▸ Required task
Give the entries again, word for word.

▸ Input material
——————————
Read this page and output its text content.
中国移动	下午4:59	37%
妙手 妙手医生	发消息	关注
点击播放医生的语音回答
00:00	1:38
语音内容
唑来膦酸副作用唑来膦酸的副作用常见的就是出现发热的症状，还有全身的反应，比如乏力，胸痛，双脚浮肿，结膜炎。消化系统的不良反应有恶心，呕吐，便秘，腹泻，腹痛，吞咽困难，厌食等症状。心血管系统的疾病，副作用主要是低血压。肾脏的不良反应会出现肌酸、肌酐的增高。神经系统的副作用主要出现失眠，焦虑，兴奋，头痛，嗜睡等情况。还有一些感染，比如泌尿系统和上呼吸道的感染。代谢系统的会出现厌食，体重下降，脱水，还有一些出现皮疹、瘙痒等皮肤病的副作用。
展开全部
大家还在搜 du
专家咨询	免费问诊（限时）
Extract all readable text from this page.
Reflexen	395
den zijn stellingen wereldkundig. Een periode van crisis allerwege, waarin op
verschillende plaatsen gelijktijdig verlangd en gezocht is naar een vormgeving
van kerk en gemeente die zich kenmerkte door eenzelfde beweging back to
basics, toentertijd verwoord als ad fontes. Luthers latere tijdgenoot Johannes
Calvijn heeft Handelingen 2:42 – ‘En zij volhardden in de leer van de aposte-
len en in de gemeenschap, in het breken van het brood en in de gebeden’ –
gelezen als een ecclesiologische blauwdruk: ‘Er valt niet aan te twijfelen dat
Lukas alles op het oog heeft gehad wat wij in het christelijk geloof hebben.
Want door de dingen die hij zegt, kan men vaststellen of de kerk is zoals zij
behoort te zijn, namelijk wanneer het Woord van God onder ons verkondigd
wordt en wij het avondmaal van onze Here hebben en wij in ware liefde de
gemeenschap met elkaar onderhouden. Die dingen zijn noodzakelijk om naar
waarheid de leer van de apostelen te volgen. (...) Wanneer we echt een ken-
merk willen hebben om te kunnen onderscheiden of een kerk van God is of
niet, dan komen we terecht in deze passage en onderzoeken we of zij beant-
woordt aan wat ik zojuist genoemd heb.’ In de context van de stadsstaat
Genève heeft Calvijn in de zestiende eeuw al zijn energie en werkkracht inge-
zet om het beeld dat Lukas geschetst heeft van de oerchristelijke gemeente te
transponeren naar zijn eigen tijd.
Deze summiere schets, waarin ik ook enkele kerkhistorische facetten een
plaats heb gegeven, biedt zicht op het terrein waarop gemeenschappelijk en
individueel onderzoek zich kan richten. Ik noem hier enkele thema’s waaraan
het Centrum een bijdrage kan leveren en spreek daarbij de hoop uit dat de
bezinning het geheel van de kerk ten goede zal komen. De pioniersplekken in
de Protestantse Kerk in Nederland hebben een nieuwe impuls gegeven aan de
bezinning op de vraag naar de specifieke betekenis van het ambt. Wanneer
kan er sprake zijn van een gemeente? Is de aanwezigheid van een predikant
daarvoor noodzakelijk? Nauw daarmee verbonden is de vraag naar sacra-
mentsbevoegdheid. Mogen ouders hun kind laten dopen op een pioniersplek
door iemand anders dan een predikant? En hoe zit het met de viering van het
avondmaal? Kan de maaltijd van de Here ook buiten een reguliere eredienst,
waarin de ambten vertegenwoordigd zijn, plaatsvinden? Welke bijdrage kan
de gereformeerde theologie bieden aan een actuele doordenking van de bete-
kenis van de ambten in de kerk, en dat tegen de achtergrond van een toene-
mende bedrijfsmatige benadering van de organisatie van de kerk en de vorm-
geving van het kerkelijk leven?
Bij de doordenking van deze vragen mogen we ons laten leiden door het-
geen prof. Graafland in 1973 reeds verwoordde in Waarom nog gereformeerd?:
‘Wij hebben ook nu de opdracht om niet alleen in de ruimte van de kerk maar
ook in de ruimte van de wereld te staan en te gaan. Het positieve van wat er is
——————————
▸ Solution for this problem
Read this page and output its text content.
中国移动	下午4:59	37%
妙手 妙手医生	发消息	关注
点击播放医生的语音回答
00:00	1:38
语音内容
唑来膦酸副作用唑来膦酸的副作用常见的就是出现发热的症状，还有全身的反应，比如乏力，胸痛，双脚浮肿，结膜炎。消化系统的不良反应有恶心，呕吐，便秘，腹泻，腹痛，吞咽困难，厌食等症状。心血管系统的疾病，副作用主要是低血压。肾脏的不良反应会出现肌酸、肌酐的增高。神经系统的副作用主要出现失眠，焦虑，兴奋，头痛，嗜睡等情况。还有一些感染，比如泌尿系统和上呼吸道的感染。代谢系统的会出现厌食，体重下降，脱水，还有一些出现皮疹、瘙痒等皮肤病的副作用。
展开全部
大家还在搜 du
专家咨询	免费问诊（限时）
Extract all readable text from this page.
Reflexen	395
den zijn stellingen wereldkundig. Een periode van crisis allerwege, waarin op
verschillende plaatsen gelijktijdig verlangd en gezocht is naar een vormgeving
van kerk en gemeente die zich kenmerkte door eenzelfde beweging back to
basics, toentertijd verwoord als ad fontes. Luthers latere tijdgenoot Johannes
Calvijn heeft Handelingen 2:42 – ‘En zij volhardden in de leer van de aposte-
len en in de gemeenschap, in het breken van het brood en in de gebeden’ –
gelezen als een ecclesiologische blauwdruk: ‘Er valt niet aan te twijfelen dat
Lukas alles op het oog heeft gehad wat wij in het christelijk geloof hebben.
Want door de dingen die hij zegt, kan men vaststellen of de kerk is zoals zij
behoort te zijn, namelijk wanneer het Woord van God onder ons verkondigd
wordt en wij het avondmaal van onze Here hebben en wij in ware liefde de
gemeenschap met elkaar onderhouden. Die dingen zijn noodzakelijk om naar
waarheid de leer van de apostelen te volgen. (...) Wanneer we echt een ken-
merk willen hebben om te kunnen onderscheiden of een kerk van God is of
niet, dan komen we terecht in deze passage en onderzoeken we of zij beant-
woordt aan wat ik zojuist genoemd heb.’ In de context van de stadsstaat
Genève heeft Calvijn in de zestiende eeuw al zijn energie en werkkracht inge-
zet om het beeld dat Lukas geschetst heeft van de oerchristelijke gemeente te
transponeren naar zijn eigen tijd.
Deze summiere schets, waarin ik ook enkele kerkhistorische facetten een
plaats heb gegeven, biedt zicht op het terrein waarop gemeenschappelijk en
individueel onderzoek zich kan richten. Ik noem hier enkele thema’s waaraan
het Centrum een bijdrage kan leveren en spreek daarbij de hoop uit dat de
bezinning het geheel van de kerk ten goede zal komen. De pioniersplekken in
de Protestantse Kerk in Nederland hebben een nieuwe impuls gegeven aan de
bezinning op de vraag naar de specifieke betekenis van het ambt. Wanneer
kan er sprake zijn van een gemeente? Is de aanwezigheid van een predikant
daarvoor noodzakelijk? Nauw daarmee verbonden is de vraag naar sacra-
mentsbevoegdheid. Mogen ouders hun kind laten dopen op een pioniersplek
door iemand anders dan een predikant? En hoe zit het met de viering van het
avondmaal? Kan de maaltijd van de Here ook buiten een reguliere eredienst,
waarin de ambten vertegenwoordigd zijn, plaatsvinden? Welke bijdrage kan
de gereformeerde theologie bieden aan een actuele doordenking van de bete-
kenis van de ambten in de kerk, en dat tegen de achtergrond van een toene-
mende bedrijfsmatige benadering van de organisatie van de kerk en de vorm-
geving van het kerkelijk leven?
Bij de doordenking van deze vragen mogen we ons laten leiden door het-
geen prof. Graafland in 1973 reeds verwoordde in Waarom nog gereformeerd?:
‘Wij hebben ook nu de opdracht om niet alleen in de ruimte van de kerk maar
ook in de ruimte van de wereld te staan en te gaan. Het positieve van wat er is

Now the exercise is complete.